▶ _Exercise_: Lines that contain the string "being" are to be copied; leave out all others.

[Start]

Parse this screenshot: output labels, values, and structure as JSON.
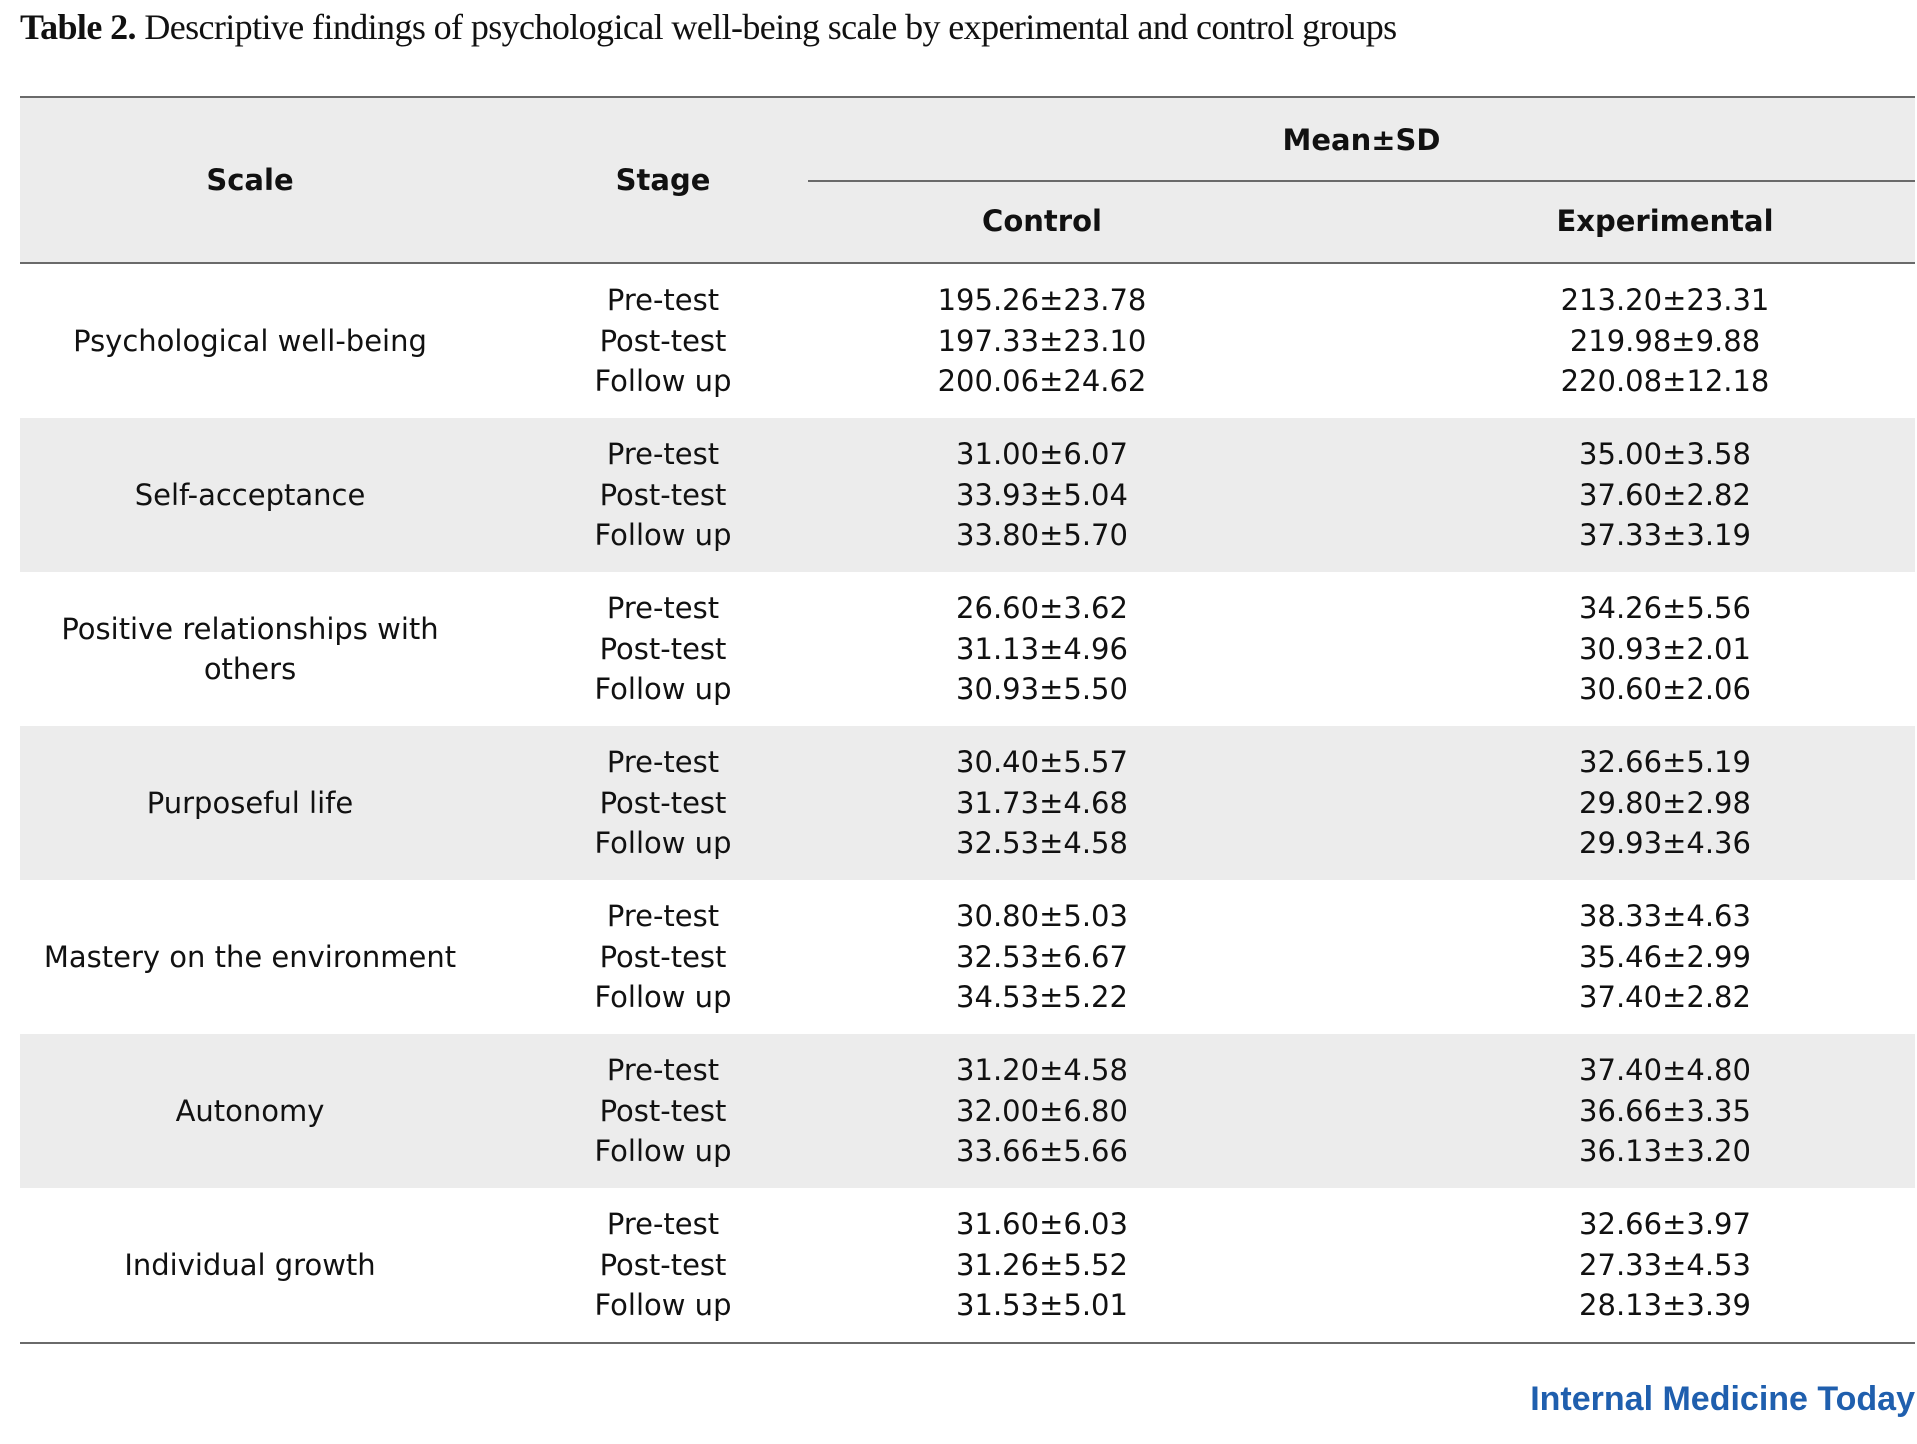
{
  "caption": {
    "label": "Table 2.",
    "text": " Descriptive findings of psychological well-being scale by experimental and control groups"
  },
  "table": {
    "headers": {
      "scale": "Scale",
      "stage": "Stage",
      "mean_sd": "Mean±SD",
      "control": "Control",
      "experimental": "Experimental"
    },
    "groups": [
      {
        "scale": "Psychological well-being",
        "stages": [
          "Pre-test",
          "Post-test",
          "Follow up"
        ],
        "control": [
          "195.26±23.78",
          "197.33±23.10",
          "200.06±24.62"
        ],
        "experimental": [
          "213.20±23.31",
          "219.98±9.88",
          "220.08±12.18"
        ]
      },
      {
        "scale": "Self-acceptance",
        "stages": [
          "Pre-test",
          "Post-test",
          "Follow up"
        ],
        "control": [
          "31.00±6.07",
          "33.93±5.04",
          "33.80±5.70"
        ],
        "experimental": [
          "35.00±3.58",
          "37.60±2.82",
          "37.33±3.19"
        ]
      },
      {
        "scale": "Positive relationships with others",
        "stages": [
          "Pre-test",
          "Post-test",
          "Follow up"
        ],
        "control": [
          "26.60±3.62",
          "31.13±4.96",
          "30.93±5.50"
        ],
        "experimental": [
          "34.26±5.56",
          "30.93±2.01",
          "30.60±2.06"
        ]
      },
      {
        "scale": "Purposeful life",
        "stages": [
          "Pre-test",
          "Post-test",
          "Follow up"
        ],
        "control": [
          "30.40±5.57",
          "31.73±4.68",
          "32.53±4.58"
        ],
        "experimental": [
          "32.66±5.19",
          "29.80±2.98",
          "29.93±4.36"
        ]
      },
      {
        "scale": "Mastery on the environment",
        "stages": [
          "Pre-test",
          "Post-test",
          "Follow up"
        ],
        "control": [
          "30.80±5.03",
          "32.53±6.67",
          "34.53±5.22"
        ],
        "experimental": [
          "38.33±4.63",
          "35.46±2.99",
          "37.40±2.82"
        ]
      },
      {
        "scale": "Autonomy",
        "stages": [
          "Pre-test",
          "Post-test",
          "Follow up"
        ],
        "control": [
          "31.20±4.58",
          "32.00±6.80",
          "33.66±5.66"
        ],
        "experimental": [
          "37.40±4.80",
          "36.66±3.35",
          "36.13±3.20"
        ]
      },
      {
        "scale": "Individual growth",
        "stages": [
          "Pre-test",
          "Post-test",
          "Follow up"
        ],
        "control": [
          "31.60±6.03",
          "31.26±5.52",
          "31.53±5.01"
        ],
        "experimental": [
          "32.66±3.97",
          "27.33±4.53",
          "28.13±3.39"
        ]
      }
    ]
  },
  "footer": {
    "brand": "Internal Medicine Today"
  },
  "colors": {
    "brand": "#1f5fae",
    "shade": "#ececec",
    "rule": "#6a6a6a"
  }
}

[End]
[Start]

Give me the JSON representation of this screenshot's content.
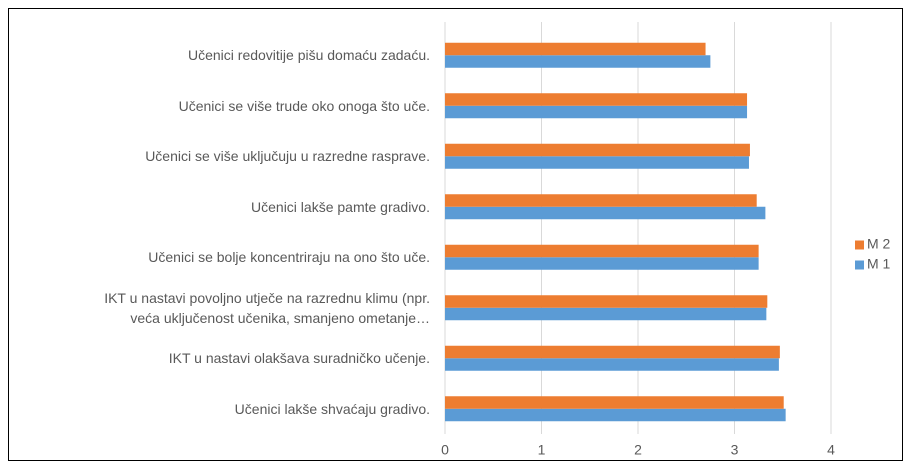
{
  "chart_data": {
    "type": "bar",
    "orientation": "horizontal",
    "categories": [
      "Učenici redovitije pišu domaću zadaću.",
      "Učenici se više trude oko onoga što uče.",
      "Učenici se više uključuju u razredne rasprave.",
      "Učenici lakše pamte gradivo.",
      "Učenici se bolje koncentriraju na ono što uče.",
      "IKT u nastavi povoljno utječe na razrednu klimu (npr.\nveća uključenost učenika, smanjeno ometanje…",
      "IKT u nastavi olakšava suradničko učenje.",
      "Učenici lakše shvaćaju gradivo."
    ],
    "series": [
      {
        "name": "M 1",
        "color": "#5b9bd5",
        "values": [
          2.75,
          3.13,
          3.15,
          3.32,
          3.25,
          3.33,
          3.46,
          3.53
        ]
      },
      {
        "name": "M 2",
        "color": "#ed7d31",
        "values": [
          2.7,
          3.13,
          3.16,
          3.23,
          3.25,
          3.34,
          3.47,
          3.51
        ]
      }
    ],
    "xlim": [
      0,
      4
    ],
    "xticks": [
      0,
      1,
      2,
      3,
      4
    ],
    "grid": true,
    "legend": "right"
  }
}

[End]

▶ _Expected answer_:
    "text": " Descriptive findings of psychological well-being scale by experimental and control groups"
        "scale": "Psychological well-being",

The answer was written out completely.